What the exercise asks
Each line that includes "degradation" must be copied from the records.

Material for this task
========================================================================

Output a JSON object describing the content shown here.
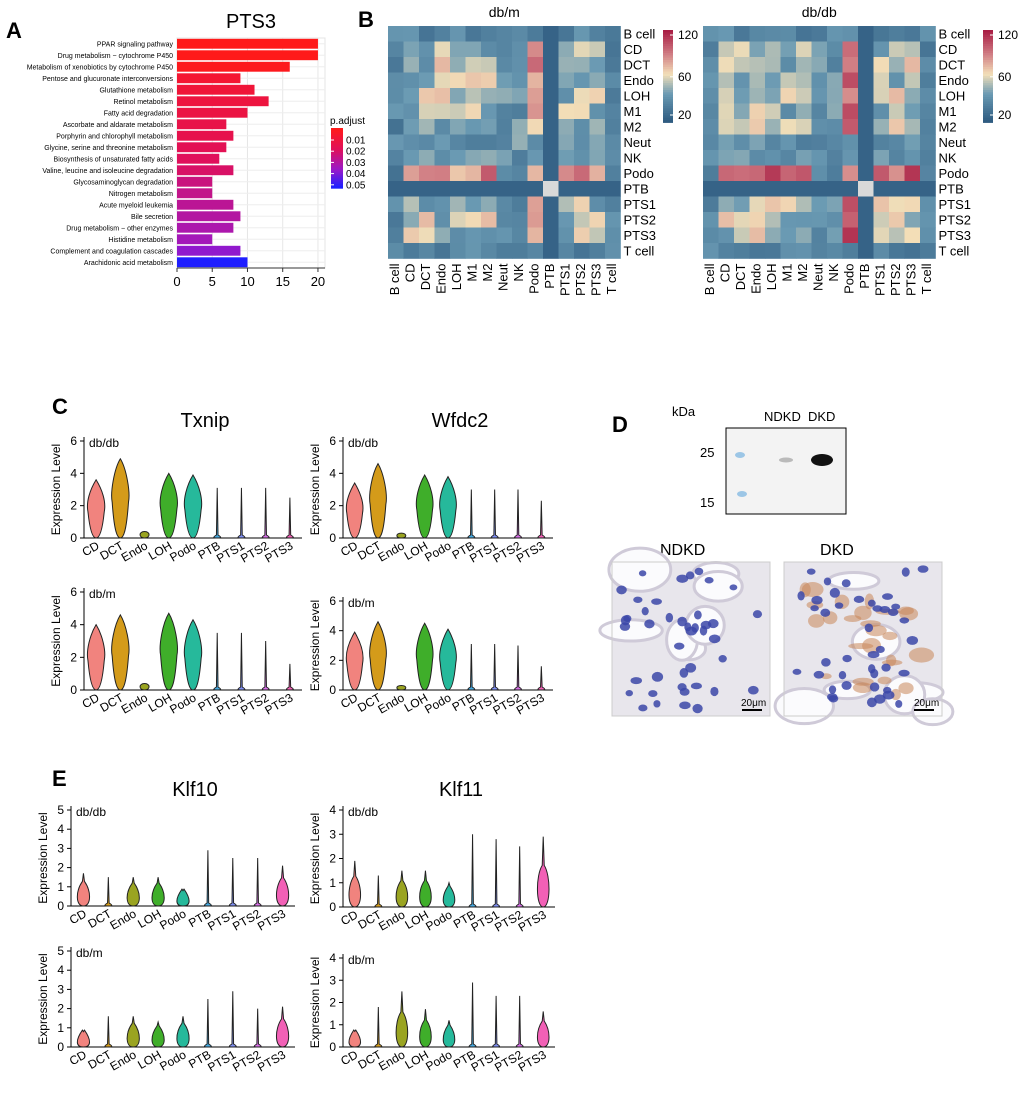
{
  "panels": {
    "A": "A",
    "B": "B",
    "C": "C",
    "D": "D",
    "E": "E"
  },
  "chart_data": [
    {
      "id": "A",
      "type": "bar",
      "title": "PTS3",
      "categories": [
        "PPAR signaling pathway",
        "Drug metabolism − cytochrome P450",
        "Metabolism of xenobiotics by cytochrome P450",
        "Pentose and glucuronate interconversions",
        "Glutathione metabolism",
        "Retinol metabolism",
        "Fatty acid degradation",
        "Ascorbate and aldarate metabolism",
        "Porphyrin and chlorophyll metabolism",
        "Glycine, serine and threonine metabolism",
        "Biosynthesis of unsaturated fatty acids",
        "Valine, leucine and isoleucine degradation",
        "Glycosaminoglycan degradation",
        "Nitrogen metabolism",
        "Acute myeloid leukemia",
        "Bile secretion",
        "Drug metabolism − other enzymes",
        "Histidine metabolism",
        "Complement and coagulation cascades",
        "Arachidonic acid metabolism"
      ],
      "values": [
        20,
        20,
        16,
        9,
        11,
        13,
        10,
        7,
        8,
        7,
        6,
        8,
        5,
        5,
        8,
        9,
        8,
        5,
        9,
        10
      ],
      "p_adjust": [
        0.001,
        0.001,
        0.002,
        0.008,
        0.01,
        0.012,
        0.013,
        0.015,
        0.016,
        0.018,
        0.02,
        0.022,
        0.026,
        0.028,
        0.03,
        0.032,
        0.034,
        0.036,
        0.04,
        0.055
      ],
      "xticks": [
        0,
        5,
        10,
        15,
        20
      ],
      "xlim": [
        0,
        21
      ],
      "legend": {
        "title": "p.adjust",
        "labels": [
          "0.01",
          "0.02",
          "0.03",
          "0.04",
          "0.05"
        ],
        "position": "right"
      }
    },
    {
      "id": "B",
      "type": "heatmap",
      "maps": [
        {
          "title": "db/m",
          "cells": "mild"
        },
        {
          "title": "db/db",
          "cells": "strong"
        }
      ],
      "rows": [
        "B cell",
        "CD",
        "DCT",
        "Endo",
        "LOH",
        "M1",
        "M2",
        "Neut",
        "NK",
        "Podo",
        "PTB",
        "PTS1",
        "PTS2",
        "PTS3",
        "T cell"
      ],
      "cols": [
        "B cell",
        "CD",
        "DCT",
        "Endo",
        "LOH",
        "M1",
        "M2",
        "Neut",
        "NK",
        "Podo",
        "PTB",
        "PTS1",
        "PTS2",
        "PTS3",
        "T cell"
      ],
      "colorbar": {
        "ticks": [
          "120",
          "60",
          "20"
        ],
        "range": [
          10,
          125
        ]
      }
    },
    {
      "id": "C",
      "type": "violin",
      "ylabel": "Expression Level",
      "categories": [
        "CD",
        "DCT",
        "Endo",
        "LOH",
        "Podo",
        "PTB",
        "PTS1",
        "PTS2",
        "PTS3"
      ],
      "plots": [
        {
          "gene": "Txnip",
          "condition": "db/db",
          "ymax": 6,
          "yticks": [
            "0",
            "2",
            "4",
            "6"
          ],
          "heights": [
            3.6,
            4.9,
            0.4,
            4.0,
            3.9,
            3.1,
            3.1,
            3.1,
            2.5
          ]
        },
        {
          "gene": "Wfdc2",
          "condition": "db/db",
          "ymax": 6,
          "yticks": [
            "0",
            "2",
            "4",
            "6"
          ],
          "heights": [
            3.4,
            4.6,
            0.3,
            3.9,
            3.8,
            3.0,
            3.0,
            3.0,
            2.3
          ]
        },
        {
          "gene": "",
          "condition": "db/m",
          "ymax": 6,
          "yticks": [
            "0",
            "2",
            "4",
            "6"
          ],
          "heights": [
            4.0,
            4.6,
            0.4,
            4.7,
            4.3,
            3.5,
            3.5,
            3.0,
            1.6
          ]
        },
        {
          "gene": "",
          "condition": "db/m",
          "ymax": 6,
          "yticks": [
            "0",
            "2",
            "4",
            "6"
          ],
          "heights": [
            3.9,
            4.6,
            0.3,
            4.5,
            4.1,
            3.1,
            3.1,
            3.0,
            1.6
          ]
        }
      ]
    },
    {
      "id": "E",
      "type": "violin",
      "ylabel": "Expression Level",
      "categories": [
        "CD",
        "DCT",
        "Endo",
        "LOH",
        "Podo",
        "PTB",
        "PTS1",
        "PTS2",
        "PTS3"
      ],
      "plots": [
        {
          "gene": "Klf10",
          "condition": "db/db",
          "ymax": 5,
          "yticks": [
            "0",
            "1",
            "2",
            "3",
            "4",
            "5"
          ],
          "heights": [
            1.7,
            1.5,
            1.5,
            1.5,
            0.8,
            2.9,
            2.5,
            2.5,
            2.1
          ]
        },
        {
          "gene": "Klf11",
          "condition": "db/db",
          "ymax": 4,
          "yticks": [
            "0",
            "1",
            "2",
            "3",
            "4"
          ],
          "heights": [
            1.9,
            1.3,
            1.5,
            1.5,
            1.0,
            3.0,
            2.8,
            2.5,
            2.9
          ]
        },
        {
          "gene": "",
          "condition": "db/m",
          "ymax": 5,
          "yticks": [
            "0",
            "1",
            "2",
            "3",
            "4",
            "5"
          ],
          "heights": [
            0.8,
            1.6,
            1.6,
            1.3,
            1.6,
            2.5,
            2.9,
            2.0,
            2.1
          ]
        },
        {
          "gene": "",
          "condition": "db/m",
          "ymax": 4,
          "yticks": [
            "0",
            "1",
            "2",
            "3",
            "4"
          ],
          "heights": [
            0.7,
            1.8,
            2.5,
            1.7,
            1.2,
            2.9,
            2.3,
            2.3,
            1.6
          ]
        }
      ]
    }
  ],
  "westernBlot": {
    "kda_label": "kDa",
    "lanes": [
      "NDKD",
      "DKD"
    ],
    "markers": [
      "25",
      "15"
    ]
  },
  "histology": {
    "images": [
      "NDKD",
      "DKD"
    ],
    "scale": "20μm"
  }
}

========================================================================

Output of the task
        "Fatty acid degradation",
        "Valine, leucine and isoleucine degradation",
        "Glycosaminoglycan degradation",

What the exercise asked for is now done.